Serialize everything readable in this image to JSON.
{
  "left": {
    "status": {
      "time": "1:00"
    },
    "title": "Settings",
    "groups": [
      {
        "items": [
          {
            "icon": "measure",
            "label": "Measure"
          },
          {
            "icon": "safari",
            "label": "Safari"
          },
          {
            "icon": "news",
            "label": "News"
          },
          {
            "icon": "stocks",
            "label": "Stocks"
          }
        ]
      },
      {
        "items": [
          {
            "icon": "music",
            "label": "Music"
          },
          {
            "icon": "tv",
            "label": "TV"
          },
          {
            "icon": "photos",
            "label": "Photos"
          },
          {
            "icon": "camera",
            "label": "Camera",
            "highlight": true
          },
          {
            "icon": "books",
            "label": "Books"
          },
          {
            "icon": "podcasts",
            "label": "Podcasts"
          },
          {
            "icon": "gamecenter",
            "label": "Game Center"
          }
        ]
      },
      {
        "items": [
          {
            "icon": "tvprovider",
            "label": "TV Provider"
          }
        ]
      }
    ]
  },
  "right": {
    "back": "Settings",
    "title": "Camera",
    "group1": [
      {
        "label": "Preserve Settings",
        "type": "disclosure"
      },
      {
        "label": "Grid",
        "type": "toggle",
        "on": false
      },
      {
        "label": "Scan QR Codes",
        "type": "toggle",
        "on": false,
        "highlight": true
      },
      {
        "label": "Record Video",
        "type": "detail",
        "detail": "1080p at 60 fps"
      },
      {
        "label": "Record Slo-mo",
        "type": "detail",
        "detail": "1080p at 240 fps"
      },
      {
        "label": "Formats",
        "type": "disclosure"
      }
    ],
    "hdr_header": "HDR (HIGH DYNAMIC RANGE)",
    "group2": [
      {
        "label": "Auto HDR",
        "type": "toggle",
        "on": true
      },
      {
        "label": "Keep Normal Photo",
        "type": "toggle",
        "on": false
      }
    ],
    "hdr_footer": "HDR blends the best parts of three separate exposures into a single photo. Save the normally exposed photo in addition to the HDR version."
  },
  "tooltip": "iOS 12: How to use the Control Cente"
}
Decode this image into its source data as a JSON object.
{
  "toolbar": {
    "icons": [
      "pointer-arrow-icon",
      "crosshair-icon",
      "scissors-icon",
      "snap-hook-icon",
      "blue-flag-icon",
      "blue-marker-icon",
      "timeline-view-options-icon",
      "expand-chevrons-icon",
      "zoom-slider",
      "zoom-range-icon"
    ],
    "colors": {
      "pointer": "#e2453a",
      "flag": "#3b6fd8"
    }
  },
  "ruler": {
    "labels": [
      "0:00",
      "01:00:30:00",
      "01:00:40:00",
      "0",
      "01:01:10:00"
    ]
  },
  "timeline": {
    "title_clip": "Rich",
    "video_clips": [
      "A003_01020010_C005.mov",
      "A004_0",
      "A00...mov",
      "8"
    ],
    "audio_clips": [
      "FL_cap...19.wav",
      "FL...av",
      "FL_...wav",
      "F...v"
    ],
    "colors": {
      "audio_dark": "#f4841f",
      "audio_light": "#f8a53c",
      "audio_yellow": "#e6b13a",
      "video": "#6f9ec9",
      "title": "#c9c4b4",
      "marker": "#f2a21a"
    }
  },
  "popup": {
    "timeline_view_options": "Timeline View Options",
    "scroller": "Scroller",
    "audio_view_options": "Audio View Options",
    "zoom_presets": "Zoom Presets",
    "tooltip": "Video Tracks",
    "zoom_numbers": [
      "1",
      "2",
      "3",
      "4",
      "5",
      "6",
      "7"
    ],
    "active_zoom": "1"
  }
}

■ Short task:
From the listing above, pick out every line containing "JSON".

■ Response to the exercise:
Serialize everything readable in this image to JSON.
Decode this image into its source data as a JSON object.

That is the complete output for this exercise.